● **Instruction**
Spot every line with the word "current" and return it.

● **Records to process**
______________________________
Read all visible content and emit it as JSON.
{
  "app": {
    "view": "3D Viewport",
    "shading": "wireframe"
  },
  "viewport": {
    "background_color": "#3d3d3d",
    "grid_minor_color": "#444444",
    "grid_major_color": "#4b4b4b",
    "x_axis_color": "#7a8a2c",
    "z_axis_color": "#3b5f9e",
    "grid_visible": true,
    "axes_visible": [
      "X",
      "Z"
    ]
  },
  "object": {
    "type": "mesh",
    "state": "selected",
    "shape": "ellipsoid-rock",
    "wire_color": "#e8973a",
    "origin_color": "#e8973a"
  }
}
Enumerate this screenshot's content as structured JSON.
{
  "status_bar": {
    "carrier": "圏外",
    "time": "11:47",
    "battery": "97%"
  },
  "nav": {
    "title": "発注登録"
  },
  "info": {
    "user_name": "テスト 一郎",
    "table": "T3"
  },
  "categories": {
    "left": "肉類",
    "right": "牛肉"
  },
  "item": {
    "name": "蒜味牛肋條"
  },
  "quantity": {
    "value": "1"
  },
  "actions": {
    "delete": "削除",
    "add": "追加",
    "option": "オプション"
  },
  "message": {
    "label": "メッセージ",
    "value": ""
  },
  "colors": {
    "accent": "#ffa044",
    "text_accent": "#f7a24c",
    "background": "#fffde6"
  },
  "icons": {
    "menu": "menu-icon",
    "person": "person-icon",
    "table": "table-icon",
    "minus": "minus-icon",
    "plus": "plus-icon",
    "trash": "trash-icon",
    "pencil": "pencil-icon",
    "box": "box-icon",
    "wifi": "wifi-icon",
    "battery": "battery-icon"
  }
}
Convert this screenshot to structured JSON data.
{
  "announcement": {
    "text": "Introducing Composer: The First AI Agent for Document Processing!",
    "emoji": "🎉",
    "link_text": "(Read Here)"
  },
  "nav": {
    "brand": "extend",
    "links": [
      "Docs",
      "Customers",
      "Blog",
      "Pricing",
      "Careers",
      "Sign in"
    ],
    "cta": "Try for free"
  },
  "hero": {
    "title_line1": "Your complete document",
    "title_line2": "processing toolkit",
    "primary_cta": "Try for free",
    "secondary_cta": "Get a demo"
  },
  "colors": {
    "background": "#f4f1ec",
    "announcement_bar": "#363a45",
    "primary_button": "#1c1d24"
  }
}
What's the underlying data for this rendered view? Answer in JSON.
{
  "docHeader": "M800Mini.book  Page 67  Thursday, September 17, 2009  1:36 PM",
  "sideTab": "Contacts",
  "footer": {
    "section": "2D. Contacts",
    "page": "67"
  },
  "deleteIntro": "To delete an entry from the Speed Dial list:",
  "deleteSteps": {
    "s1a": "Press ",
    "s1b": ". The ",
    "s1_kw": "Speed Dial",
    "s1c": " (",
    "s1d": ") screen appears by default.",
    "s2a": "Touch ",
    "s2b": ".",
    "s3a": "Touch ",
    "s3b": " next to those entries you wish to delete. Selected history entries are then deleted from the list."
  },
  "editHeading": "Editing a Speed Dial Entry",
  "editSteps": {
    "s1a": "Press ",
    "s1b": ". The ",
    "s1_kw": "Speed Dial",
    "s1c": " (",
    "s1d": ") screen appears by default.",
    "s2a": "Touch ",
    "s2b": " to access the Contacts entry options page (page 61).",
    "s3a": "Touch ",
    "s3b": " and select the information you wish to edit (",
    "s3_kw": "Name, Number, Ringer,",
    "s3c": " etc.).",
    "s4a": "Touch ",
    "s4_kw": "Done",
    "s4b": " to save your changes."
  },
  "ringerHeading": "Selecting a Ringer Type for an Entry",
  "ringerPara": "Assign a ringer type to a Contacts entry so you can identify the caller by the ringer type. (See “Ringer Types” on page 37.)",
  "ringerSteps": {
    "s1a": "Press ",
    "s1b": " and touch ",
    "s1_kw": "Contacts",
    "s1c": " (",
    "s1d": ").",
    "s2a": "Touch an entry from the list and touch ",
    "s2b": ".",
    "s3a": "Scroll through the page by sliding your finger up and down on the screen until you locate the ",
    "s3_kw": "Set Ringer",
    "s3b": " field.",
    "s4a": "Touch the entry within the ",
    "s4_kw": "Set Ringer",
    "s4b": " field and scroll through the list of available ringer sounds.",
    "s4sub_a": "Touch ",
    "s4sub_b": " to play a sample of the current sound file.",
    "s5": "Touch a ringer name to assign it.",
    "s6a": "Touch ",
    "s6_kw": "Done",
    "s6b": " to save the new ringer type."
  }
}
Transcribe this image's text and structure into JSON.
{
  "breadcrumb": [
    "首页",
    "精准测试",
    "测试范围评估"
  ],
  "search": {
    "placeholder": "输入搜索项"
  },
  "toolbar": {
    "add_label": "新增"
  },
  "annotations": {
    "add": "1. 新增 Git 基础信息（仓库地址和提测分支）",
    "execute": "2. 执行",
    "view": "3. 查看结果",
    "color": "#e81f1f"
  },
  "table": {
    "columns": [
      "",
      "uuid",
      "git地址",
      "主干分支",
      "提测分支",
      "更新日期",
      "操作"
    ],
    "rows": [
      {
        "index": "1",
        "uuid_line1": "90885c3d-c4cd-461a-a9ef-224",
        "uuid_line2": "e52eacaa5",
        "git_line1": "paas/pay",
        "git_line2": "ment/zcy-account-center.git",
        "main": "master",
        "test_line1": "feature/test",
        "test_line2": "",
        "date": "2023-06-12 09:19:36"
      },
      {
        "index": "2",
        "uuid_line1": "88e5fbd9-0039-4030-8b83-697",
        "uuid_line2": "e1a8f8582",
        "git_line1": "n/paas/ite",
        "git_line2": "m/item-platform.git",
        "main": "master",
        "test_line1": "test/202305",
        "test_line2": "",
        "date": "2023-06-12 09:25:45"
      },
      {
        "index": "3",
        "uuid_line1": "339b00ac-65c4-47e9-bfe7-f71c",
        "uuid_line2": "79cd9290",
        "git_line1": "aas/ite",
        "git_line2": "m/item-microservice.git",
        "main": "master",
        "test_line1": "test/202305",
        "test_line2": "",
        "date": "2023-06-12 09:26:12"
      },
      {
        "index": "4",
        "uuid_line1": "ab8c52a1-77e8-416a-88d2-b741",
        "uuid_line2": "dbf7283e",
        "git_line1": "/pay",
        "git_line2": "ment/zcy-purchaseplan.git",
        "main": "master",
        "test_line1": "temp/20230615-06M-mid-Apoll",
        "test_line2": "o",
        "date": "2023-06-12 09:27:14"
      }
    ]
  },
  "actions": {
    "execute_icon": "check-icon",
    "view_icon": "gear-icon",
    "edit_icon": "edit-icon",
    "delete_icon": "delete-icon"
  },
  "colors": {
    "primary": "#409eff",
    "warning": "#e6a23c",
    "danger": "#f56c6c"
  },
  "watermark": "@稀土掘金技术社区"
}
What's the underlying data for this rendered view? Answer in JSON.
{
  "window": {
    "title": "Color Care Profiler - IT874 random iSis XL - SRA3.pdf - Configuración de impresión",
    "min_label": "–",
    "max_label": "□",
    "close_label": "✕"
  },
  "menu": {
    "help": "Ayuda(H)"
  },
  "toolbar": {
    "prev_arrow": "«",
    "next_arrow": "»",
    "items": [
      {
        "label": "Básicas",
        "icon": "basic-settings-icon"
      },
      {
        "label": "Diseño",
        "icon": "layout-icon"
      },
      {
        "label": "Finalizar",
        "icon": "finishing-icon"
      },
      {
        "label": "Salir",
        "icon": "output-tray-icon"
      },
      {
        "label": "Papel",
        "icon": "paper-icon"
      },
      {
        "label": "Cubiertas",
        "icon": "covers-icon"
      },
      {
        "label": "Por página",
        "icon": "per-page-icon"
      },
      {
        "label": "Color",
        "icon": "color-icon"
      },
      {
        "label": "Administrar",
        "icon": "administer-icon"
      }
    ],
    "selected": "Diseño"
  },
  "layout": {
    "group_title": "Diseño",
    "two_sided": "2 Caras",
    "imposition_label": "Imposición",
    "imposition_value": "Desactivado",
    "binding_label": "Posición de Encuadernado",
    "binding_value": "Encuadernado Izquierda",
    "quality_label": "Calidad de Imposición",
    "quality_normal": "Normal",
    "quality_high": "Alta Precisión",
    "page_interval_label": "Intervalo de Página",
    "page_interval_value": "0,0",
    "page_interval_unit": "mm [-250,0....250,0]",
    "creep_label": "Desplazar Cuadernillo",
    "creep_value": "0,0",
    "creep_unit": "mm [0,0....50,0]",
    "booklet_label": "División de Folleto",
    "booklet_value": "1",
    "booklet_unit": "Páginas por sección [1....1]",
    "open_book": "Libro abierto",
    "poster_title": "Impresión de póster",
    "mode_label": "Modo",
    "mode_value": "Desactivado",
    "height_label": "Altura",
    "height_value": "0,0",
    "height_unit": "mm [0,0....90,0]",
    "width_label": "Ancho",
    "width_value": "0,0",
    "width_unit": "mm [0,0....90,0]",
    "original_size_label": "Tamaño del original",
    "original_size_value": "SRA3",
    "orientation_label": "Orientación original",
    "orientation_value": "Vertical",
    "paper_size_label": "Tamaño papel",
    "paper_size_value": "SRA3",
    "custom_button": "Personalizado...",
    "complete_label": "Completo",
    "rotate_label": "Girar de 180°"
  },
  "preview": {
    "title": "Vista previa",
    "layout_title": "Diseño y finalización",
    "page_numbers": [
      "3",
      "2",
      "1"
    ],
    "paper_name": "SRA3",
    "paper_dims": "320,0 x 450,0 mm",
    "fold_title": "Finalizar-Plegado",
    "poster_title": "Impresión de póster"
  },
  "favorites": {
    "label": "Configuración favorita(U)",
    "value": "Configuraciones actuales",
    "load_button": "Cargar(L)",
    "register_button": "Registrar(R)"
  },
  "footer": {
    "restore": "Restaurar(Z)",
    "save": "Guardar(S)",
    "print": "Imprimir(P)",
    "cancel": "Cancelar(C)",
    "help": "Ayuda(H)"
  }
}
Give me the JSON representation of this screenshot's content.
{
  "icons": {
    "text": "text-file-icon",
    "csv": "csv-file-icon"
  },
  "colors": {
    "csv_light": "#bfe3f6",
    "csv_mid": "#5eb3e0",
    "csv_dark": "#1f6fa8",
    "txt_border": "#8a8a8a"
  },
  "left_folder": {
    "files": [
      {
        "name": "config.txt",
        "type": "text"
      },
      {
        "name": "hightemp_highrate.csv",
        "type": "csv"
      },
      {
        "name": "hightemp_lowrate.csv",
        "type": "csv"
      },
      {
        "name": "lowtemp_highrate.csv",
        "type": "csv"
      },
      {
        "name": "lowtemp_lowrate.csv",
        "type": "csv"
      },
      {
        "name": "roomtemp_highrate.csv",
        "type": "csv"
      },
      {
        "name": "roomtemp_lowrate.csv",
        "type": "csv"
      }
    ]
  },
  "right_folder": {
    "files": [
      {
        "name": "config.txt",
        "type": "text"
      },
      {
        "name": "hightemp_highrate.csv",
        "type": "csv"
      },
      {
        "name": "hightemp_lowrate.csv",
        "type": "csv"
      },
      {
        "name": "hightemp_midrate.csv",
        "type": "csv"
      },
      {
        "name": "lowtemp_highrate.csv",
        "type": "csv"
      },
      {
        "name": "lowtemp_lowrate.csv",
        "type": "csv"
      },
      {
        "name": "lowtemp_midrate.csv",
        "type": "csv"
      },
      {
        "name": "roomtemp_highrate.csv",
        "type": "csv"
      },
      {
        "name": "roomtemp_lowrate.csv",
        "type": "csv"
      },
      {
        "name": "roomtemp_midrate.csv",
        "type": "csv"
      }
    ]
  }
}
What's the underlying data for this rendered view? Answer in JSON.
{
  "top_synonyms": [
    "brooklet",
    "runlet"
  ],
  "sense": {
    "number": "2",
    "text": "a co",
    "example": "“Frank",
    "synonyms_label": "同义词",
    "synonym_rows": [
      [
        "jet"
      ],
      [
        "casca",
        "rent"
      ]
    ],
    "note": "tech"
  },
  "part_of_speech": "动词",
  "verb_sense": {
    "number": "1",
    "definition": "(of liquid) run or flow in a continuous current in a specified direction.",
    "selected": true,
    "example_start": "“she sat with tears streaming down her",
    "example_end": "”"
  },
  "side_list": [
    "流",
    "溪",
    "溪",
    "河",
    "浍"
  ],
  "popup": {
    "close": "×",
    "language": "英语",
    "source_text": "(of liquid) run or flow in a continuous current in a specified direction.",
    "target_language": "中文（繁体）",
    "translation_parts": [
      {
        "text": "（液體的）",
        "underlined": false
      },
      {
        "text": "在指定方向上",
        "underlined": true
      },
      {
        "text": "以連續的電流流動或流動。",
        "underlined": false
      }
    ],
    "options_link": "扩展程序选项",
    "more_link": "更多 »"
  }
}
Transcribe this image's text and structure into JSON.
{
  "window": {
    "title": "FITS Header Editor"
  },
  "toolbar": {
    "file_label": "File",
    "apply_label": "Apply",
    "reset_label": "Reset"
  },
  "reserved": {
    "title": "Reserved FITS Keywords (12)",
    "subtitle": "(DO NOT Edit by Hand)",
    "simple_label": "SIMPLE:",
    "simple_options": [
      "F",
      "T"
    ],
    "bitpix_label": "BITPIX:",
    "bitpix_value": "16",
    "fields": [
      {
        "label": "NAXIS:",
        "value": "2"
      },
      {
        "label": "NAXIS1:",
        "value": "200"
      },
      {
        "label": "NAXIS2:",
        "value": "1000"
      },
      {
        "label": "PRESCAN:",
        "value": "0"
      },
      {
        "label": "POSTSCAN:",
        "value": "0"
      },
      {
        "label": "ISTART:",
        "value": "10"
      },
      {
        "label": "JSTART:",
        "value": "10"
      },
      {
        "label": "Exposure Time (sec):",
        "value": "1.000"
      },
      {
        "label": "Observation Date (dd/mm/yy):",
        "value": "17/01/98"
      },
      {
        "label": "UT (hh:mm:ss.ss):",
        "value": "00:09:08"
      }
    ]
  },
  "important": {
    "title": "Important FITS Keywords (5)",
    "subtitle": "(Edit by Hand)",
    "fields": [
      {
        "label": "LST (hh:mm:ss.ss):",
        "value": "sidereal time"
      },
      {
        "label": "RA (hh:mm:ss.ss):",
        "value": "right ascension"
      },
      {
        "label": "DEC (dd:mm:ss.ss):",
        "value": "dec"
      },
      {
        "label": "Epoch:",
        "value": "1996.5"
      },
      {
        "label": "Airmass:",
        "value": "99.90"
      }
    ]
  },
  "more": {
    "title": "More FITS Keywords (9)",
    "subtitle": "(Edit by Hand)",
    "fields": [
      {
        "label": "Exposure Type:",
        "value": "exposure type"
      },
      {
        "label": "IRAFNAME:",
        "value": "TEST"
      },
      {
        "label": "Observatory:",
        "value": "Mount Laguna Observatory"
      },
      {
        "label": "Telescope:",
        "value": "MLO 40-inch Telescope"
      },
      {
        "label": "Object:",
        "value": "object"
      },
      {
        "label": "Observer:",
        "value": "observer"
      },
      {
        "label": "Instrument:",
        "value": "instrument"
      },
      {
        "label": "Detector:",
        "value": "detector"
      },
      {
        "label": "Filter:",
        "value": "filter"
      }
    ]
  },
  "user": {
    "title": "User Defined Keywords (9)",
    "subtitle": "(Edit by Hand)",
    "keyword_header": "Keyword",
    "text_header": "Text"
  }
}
______________________________
● **Answer in full**
    "s4sub_b": " to play a sample of the current sound file.",
    "definition": "(of liquid) run or flow in a continuous current in a specified direction.",
    "source_text": "(of liquid) run or flow in a continuous current in a specified direction.",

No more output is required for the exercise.